======== Information provided

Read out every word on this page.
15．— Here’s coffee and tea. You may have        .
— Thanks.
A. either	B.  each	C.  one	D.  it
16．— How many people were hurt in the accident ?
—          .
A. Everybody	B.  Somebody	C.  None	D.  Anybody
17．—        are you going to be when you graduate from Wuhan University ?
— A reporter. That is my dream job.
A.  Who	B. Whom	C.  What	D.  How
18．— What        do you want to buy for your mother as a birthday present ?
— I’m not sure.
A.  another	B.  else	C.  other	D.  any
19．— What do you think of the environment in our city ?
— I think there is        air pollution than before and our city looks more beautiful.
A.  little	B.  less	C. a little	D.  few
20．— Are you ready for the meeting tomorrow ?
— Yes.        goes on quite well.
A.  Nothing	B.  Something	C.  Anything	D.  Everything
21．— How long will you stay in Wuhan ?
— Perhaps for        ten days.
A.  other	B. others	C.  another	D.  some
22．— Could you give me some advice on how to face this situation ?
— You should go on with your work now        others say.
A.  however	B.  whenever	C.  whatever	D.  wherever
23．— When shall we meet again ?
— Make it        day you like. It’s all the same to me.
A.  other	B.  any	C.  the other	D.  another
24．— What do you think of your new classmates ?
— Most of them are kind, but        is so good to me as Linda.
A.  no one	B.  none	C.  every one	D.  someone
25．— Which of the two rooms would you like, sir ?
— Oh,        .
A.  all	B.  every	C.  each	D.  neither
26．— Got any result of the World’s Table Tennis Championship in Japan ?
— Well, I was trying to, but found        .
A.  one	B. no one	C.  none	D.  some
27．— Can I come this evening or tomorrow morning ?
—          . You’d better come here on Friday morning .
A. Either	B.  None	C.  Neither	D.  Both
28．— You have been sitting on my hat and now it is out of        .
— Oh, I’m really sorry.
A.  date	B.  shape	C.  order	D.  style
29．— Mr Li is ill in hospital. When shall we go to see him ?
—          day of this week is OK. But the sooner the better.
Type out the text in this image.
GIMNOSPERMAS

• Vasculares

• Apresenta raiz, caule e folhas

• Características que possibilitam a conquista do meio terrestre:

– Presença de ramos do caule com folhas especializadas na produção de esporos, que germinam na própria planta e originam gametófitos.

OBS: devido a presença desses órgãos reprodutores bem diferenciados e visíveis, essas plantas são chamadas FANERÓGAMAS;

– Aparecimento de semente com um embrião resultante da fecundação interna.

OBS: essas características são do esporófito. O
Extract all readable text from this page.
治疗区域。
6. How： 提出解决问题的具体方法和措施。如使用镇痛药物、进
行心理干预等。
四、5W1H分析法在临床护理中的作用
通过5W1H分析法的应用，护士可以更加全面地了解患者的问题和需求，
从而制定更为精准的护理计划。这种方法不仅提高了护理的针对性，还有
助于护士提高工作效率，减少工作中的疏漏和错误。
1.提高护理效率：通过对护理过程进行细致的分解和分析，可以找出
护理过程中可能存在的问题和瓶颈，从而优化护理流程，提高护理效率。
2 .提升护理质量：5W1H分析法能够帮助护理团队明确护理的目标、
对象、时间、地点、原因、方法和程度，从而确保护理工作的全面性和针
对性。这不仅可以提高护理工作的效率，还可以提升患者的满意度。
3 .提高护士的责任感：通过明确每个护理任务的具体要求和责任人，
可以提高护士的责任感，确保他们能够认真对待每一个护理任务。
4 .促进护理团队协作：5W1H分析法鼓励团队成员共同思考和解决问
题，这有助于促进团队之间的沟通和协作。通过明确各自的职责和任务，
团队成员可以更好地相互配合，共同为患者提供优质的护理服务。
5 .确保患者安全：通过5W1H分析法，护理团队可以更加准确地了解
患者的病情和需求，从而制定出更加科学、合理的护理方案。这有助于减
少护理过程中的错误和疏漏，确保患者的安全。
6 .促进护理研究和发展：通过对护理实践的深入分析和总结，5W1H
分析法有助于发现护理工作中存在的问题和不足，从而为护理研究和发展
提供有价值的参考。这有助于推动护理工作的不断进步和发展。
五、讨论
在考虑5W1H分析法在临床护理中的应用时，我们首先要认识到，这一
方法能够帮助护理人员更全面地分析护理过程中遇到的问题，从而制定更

================

**Written task:**
From the data above, copy each line that has the string "morning".

**Answer below:**
27．— Can I come this evening or tomorrow morning ?
—          . You’d better come here on Friday morning .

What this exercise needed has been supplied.